> [Supplied text]:
----

Document Type : Original Article


1 Anesthesiology and critical research center,Isfahan University of Medical Sciences.

2 Department of Anesthesia, Isfahan University of Medical Sciences, Isfahan, Iran

3 Al Zahra Medical Center, Isfahan University of Medical Sciences, Isfahan, Iran



Objective: This study aimed to assess and compare the effects of intranasal administration of lidocaine and
remifentanil on the condition of LMA insertion and cardiovascular response.
Methods: From March 2019 to March 2020, this double-blind randomized clinical trial study was conducted
on 60 patients, who underwent general anesthesia with LMA insertion at Faiz Hospital, Isfahan, Iran. After
induction of anesthesia and before placing the laryngeal mask, the first group received remifentanil 1 μg/Kg,
the second group received lidocaine 2% 1 mg/Kg, and the third group received normal saline with the same
volume intranasally. The conditions of LMA insertion and hemodynamic changes that occurred during its
insertion were investigated.
Results: In terms of demographics characteristics (p>0.05), success in placing the LMA on the first try
(p=0.73), number of attempts to insert LMA (p=0.61), performance of LMA (p=0.73), need for additional
propofol (p=0.53), frequency of gagging (p=0.53), cough (p=0.15) p), and laryngospasm (p=0.99) did not
differ significantly. In the remifentanil group, the cardiovascular response to LMA injection was less than that
of the lidocaine group. Moreover, both groups were lower than the saline group, but no significant difference
was observed
Conclusion: In facilitating LMA insertion, the effect of intranasal remifentanil was comparable to intranasal
lidocaine. Intranasal remifentanil was somewhat more effective than intranasal lidocaine in weakening the
cardiovascular response to LMA insertion, but it did not outperform lidocaine.

----

> [Exercise aim]:
Write out, word for word, the stretch of the trial abstract from "Document Type : Original" through "and cardiovascular response.". The listing that comes next is from a different source.

----

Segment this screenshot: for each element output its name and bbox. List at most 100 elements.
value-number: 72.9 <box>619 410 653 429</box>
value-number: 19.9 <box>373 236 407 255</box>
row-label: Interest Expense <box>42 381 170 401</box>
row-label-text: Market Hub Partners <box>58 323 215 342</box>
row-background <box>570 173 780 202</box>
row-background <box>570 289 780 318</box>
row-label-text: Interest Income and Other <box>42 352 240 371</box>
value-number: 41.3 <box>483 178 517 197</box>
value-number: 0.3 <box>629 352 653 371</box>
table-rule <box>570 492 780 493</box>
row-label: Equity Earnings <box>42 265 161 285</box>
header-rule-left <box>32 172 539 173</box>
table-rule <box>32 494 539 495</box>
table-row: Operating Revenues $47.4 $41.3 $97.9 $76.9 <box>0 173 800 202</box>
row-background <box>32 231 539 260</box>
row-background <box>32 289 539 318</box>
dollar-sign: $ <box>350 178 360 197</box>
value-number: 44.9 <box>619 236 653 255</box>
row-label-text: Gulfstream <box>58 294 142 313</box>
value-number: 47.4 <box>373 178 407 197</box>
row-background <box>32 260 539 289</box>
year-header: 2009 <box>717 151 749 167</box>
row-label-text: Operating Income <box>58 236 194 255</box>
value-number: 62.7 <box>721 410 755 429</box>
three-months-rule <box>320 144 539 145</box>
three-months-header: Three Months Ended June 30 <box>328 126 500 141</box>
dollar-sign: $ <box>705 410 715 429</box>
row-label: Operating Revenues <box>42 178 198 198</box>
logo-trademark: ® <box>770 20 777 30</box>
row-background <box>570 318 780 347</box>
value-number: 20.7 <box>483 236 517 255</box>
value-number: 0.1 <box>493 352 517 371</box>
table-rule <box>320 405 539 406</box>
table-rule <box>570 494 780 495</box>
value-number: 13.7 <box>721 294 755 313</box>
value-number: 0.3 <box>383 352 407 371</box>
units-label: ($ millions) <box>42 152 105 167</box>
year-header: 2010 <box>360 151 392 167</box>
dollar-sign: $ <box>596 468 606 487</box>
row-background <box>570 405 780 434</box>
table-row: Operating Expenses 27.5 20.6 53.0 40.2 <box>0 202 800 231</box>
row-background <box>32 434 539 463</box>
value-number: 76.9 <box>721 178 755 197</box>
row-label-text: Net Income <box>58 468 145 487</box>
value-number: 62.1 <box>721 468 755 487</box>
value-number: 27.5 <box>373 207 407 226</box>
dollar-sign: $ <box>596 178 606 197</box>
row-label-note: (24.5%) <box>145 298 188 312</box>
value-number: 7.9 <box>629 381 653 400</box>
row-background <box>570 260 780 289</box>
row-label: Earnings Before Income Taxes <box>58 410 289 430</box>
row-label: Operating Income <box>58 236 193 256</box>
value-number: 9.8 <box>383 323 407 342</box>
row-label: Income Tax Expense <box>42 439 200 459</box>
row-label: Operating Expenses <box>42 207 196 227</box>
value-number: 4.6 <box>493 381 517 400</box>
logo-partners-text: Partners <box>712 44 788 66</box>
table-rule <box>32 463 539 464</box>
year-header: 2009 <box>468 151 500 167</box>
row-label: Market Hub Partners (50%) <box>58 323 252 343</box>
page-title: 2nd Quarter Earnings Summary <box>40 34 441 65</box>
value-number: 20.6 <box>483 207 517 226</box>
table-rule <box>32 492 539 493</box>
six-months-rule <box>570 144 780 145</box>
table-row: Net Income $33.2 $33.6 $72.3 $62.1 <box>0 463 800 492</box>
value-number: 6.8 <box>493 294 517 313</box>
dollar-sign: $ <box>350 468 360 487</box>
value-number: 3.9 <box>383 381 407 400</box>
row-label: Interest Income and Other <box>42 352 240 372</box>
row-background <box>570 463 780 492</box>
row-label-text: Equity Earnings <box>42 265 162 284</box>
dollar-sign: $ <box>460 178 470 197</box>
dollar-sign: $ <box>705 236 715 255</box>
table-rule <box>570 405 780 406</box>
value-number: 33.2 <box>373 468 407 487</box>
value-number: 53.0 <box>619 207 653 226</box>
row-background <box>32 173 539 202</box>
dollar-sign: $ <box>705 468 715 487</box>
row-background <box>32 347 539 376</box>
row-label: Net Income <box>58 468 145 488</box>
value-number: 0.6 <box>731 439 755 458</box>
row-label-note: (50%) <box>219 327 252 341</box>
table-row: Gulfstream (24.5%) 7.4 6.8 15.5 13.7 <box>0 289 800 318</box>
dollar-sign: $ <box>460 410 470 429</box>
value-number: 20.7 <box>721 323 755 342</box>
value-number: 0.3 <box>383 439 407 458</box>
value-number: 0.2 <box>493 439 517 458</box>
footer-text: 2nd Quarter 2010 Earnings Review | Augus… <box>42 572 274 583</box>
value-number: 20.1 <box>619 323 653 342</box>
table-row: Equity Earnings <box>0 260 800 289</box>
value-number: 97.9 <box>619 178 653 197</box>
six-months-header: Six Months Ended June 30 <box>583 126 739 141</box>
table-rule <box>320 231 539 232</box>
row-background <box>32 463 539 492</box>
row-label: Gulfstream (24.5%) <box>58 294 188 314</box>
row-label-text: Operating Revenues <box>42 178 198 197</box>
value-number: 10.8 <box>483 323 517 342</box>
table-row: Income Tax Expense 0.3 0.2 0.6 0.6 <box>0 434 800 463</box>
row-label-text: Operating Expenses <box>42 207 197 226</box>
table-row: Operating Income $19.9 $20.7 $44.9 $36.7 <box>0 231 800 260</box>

----

> [Expected answer]:
Document Type : Original Article


1 Anesthesiology and critical research center,Isfahan University of Medical Sciences.

2 Department of Anesthesia, Isfahan University of Medical Sciences, Isfahan, Iran

3 Al Zahra Medical Center, Isfahan University of Medical Sciences, Isfahan, Iran



Objective: This study aimed to assess and compare the effects of intranasal administration of lidocaine and
remifentanil on the condition of LMA insertion and cardiovascular response.